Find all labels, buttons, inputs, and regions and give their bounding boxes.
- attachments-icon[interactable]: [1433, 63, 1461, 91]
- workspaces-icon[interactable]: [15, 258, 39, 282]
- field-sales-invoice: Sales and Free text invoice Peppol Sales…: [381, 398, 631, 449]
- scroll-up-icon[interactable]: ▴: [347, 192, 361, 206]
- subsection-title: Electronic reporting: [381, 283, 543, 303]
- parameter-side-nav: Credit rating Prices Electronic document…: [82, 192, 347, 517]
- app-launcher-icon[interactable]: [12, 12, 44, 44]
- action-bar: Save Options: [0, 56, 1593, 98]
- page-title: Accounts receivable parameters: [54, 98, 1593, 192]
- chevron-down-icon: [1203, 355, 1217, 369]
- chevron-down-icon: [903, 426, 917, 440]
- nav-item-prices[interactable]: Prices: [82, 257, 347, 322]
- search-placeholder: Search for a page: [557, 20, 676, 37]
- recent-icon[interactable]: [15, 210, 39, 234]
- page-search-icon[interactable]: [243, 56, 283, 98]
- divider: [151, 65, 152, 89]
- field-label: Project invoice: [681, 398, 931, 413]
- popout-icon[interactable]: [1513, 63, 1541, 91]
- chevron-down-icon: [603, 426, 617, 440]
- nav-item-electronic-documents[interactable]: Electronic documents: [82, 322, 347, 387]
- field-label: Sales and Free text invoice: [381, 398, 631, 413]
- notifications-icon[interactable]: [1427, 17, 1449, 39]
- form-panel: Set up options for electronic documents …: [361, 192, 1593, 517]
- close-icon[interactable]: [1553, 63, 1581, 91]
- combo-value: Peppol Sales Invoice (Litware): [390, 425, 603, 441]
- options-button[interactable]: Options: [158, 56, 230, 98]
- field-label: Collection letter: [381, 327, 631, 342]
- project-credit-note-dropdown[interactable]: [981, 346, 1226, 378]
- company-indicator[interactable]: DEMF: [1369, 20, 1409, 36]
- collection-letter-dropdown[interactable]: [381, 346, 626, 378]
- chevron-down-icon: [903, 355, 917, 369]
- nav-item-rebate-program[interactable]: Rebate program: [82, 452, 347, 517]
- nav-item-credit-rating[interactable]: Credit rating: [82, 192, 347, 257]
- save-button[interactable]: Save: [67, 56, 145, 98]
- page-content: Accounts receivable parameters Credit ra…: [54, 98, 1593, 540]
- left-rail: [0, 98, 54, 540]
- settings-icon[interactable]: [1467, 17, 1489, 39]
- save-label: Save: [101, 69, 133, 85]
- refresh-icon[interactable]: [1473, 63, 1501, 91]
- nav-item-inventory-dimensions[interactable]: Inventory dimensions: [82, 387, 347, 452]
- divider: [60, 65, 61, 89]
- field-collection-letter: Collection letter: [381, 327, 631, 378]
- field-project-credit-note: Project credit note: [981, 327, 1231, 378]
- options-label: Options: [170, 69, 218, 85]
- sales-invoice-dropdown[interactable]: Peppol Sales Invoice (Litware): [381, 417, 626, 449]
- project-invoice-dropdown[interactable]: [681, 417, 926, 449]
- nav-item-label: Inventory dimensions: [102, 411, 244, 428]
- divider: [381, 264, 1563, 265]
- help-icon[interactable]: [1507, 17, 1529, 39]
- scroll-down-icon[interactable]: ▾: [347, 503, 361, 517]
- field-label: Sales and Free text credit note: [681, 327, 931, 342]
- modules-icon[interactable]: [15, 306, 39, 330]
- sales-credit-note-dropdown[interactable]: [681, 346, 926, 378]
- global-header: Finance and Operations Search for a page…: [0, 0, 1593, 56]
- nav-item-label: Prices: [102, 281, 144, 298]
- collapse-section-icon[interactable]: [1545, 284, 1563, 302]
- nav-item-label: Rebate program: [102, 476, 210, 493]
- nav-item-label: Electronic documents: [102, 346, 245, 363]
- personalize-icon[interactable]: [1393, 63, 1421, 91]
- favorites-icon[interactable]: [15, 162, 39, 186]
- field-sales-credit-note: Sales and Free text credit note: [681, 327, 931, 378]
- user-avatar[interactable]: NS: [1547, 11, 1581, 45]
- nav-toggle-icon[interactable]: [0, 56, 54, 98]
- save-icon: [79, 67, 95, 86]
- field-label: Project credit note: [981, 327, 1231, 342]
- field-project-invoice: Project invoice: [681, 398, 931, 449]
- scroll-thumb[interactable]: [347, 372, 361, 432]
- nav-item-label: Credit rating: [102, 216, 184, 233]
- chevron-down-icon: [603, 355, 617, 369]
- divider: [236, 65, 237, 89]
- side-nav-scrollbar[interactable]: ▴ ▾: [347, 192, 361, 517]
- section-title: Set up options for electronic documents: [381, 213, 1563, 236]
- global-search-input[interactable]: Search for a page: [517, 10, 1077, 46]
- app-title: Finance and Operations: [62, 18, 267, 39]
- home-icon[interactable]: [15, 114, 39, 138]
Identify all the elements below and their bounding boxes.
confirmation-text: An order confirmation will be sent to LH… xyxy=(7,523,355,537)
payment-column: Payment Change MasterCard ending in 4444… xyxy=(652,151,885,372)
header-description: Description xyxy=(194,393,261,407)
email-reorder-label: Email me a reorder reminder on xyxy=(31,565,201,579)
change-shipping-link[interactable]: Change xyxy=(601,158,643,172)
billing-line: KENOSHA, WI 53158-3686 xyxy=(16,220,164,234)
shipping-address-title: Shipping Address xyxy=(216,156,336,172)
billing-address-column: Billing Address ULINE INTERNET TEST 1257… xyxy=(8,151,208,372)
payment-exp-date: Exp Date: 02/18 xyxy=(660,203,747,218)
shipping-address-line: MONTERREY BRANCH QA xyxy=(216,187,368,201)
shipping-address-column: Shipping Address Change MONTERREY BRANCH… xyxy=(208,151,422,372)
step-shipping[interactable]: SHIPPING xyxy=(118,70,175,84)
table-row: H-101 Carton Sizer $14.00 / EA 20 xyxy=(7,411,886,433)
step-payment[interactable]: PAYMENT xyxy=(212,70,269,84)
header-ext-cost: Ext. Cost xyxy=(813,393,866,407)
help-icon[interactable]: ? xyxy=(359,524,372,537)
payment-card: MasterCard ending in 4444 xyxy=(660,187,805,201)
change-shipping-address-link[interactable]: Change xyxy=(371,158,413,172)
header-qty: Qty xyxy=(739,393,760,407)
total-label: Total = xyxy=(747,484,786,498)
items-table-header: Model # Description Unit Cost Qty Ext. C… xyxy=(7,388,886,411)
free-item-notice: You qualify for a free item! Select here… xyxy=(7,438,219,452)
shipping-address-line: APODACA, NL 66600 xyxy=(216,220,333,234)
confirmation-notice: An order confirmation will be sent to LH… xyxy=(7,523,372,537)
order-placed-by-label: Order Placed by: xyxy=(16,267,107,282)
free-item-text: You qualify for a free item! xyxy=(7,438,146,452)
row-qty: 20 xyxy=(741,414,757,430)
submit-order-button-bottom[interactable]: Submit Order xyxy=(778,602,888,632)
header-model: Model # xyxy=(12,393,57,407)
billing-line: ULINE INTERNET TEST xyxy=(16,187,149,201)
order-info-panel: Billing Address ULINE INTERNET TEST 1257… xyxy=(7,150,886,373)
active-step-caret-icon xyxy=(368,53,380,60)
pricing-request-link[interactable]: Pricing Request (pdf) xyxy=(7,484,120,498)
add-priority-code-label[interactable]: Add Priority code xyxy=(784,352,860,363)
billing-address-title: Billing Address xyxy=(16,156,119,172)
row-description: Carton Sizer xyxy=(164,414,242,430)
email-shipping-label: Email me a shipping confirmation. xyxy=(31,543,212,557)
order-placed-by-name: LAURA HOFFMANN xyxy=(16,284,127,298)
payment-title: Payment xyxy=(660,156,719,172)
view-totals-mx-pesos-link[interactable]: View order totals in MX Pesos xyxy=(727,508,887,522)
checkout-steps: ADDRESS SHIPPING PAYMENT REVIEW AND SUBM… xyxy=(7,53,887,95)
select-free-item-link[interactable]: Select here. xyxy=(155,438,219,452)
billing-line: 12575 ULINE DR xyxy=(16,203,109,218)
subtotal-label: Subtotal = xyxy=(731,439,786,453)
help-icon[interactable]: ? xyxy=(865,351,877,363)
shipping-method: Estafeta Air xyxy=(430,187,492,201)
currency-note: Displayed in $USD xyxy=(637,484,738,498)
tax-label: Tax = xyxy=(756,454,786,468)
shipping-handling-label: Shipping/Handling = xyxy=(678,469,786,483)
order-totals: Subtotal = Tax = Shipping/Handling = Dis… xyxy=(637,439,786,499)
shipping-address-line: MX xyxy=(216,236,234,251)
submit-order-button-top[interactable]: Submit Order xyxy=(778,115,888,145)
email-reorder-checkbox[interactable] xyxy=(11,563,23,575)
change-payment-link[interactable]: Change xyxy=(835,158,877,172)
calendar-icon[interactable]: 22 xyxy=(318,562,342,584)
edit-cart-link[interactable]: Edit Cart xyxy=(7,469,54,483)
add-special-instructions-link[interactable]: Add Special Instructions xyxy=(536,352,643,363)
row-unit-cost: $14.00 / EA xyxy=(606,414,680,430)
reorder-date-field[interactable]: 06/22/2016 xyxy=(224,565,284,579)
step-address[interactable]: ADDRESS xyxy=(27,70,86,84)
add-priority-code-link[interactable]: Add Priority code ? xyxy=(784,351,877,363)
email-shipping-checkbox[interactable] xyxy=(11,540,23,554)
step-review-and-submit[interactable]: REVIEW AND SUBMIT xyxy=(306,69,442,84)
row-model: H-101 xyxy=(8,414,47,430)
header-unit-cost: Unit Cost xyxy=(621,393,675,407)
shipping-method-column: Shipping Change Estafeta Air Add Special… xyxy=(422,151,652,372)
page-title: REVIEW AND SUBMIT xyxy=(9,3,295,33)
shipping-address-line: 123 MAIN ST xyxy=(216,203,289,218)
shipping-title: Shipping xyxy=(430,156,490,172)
####################
_TASK BRIEF_:
List every line of the rows from the very first one through the line containing "346, 1226, 378]", both included, as a JSON array of strings with one string per line and blank lines omitted.

_THE SOLUTION_:
[
  "Find all labels, buttons, inputs, and regions and give their bounding boxes.",
  "- attachments-icon[interactable]: [1433, 63, 1461, 91]",
  "- workspaces-icon[interactable]: [15, 258, 39, 282]",
  "- field-sales-invoice: Sales and Free text invoice Peppol Sales…: [381, 398, 631, 449]",
  "- scroll-up-icon[interactable]: ▴: [347, 192, 361, 206]",
  "- subsection-title: Electronic reporting: [381, 283, 543, 303]",
  "- parameter-side-nav: Credit rating Prices Electronic document…: [82, 192, 347, 517]",
  "- app-launcher-icon[interactable]: [12, 12, 44, 44]",
  "- action-bar: Save Options: [0, 56, 1593, 98]",
  "- page-title: Accounts receivable parameters: [54, 98, 1593, 192]",
  "- chevron-down-icon: [1203, 355, 1217, 369]",
  "- chevron-down-icon: [903, 426, 917, 440]",
  "- nav-item-prices[interactable]: Prices: [82, 257, 347, 322]",
  "- search-placeholder: Search for a page: [557, 20, 676, 37]",
  "- recent-icon[interactable]: [15, 210, 39, 234]",
  "- page-search-icon[interactable]: [243, 56, 283, 98]",
  "- divider: [151, 65, 152, 89]",
  "- field-label: Project invoice: [681, 398, 931, 413]",
  "- popout-icon[interactable]: [1513, 63, 1541, 91]",
  "- chevron-down-icon: [603, 426, 617, 440]",
  "- nav-item-electronic-documents[interactable]: Electronic documents: [82, 322, 347, 387]",
  "- field-label: Sales and Free text invoice: [381, 398, 631, 413]",
  "- notifications-icon[interactable]: [1427, 17, 1449, 39]",
  "- form-panel: Set up options for electronic documents …: [361, 192, 1593, 517]",
  "- close-icon[interactable]: [1553, 63, 1581, 91]",
  "- combo-value: Peppol Sales Invoice (Litware): [390, 425, 603, 441]",
  "- options-button[interactable]: Options: [158, 56, 230, 98]",
  "- field-label: Collection letter: [381, 327, 631, 342]",
  "- project-credit-note-dropdown[interactable]: [981, 346, 1226, 378]"
]